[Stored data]
[start]

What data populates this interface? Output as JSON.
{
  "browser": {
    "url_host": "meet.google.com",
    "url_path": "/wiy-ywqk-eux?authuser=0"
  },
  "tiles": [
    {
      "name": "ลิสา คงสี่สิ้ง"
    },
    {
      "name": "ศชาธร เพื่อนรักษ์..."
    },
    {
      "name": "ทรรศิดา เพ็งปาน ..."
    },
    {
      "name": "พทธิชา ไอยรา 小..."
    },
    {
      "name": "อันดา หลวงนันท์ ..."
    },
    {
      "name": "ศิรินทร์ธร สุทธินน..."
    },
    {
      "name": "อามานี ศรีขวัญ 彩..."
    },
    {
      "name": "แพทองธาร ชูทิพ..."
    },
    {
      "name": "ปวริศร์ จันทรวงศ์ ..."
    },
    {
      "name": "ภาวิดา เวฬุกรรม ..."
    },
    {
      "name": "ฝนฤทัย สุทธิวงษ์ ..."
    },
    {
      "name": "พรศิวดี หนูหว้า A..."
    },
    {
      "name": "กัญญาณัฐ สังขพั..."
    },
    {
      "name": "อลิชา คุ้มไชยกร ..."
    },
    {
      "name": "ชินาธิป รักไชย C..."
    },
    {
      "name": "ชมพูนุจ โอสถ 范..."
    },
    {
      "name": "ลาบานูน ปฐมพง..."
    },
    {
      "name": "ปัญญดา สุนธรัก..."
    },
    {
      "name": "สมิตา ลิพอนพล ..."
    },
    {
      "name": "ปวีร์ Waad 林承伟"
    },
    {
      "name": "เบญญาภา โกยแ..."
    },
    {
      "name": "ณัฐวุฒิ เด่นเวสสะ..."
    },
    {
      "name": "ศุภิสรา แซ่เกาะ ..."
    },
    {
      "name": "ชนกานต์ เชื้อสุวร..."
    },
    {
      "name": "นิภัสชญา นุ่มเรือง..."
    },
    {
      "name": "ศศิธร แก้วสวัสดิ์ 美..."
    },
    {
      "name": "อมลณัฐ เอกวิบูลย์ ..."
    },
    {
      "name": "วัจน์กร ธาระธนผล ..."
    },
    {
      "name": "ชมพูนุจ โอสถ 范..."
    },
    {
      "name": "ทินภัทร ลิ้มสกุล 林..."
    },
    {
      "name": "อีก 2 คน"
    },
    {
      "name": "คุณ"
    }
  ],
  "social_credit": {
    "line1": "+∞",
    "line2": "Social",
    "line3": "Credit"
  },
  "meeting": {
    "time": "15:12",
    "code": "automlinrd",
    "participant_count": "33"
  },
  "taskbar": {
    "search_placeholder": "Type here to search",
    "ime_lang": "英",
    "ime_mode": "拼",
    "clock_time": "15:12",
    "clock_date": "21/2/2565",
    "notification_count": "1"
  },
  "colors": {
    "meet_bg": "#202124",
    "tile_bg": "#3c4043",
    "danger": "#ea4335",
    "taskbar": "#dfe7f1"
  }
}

[end]

Set task: All of the lines above need to be given again exactly.

Task solution:
What data populates this interface? Output as JSON.
{
  "browser": {
    "url_host": "meet.google.com",
    "url_path": "/wiy-ywqk-eux?authuser=0"
  },
  "tiles": [
    {
      "name": "ลิสา คงสี่สิ้ง"
    },
    {
      "name": "ศชาธร เพื่อนรักษ์..."
    },
    {
      "name": "ทรรศิดา เพ็งปาน ..."
    },
    {
      "name": "พทธิชา ไอยรา 小..."
    },
    {
      "name": "อันดา หลวงนันท์ ..."
    },
    {
      "name": "ศิรินทร์ธร สุทธินน..."
    },
    {
      "name": "อามานี ศรีขวัญ 彩..."
    },
    {
      "name": "แพทองธาร ชูทิพ..."
    },
    {
      "name": "ปวริศร์ จันทรวงศ์ ..."
    },
    {
      "name": "ภาวิดา เวฬุกรรม ..."
    },
    {
      "name": "ฝนฤทัย สุทธิวงษ์ ..."
    },
    {
      "name": "พรศิวดี หนูหว้า A..."
    },
    {
      "name": "กัญญาณัฐ สังขพั..."
    },
    {
      "name": "อลิชา คุ้มไชยกร ..."
    },
    {
      "name": "ชินาธิป รักไชย C..."
    },
    {
      "name": "ชมพูนุจ โอสถ 范..."
    },
    {
      "name": "ลาบานูน ปฐมพง..."
    },
    {
      "name": "ปัญญดา สุนธรัก..."
    },
    {
      "name": "สมิตา ลิพอนพล ..."
    },
    {
      "name": "ปวีร์ Waad 林承伟"
    },
    {
      "name": "เบญญาภา โกยแ..."
    },
    {
      "name": "ณัฐวุฒิ เด่นเวสสะ..."
    },
    {
      "name": "ศุภิสรา แซ่เกาะ ..."
    },
    {
      "name": "ชนกานต์ เชื้อสุวร..."
    },
    {
      "name": "นิภัสชญา นุ่มเรือง..."
    },
    {
      "name": "ศศิธร แก้วสวัสดิ์ 美..."
    },
    {
      "name": "อมลณัฐ เอกวิบูลย์ ..."
    },
    {
      "name": "วัจน์กร ธาระธนผล ..."
    },
    {
      "name": "ชมพูนุจ โอสถ 范..."
    },
    {
      "name": "ทินภัทร ลิ้มสกุล 林..."
    },
    {
      "name": "อีก 2 คน"
    },
    {
      "name": "คุณ"
    }
  ],
  "social_credit": {
    "line1": "+∞",
    "line2": "Social",
    "line3": "Credit"
  },
  "meeting": {
    "time": "15:12",
    "code": "automlinrd",
    "participant_count": "33"
  },
  "taskbar": {
    "search_placeholder": "Type here to search",
    "ime_lang": "英",
    "ime_mode": "拼",
    "clock_time": "15:12",
    "clock_date": "21/2/2565",
    "notification_count": "1"
  },
  "colors": {
    "meet_bg": "#202124",
    "tile_bg": "#3c4043",
    "danger": "#ea4335",
    "taskbar": "#dfe7f1"
  }
}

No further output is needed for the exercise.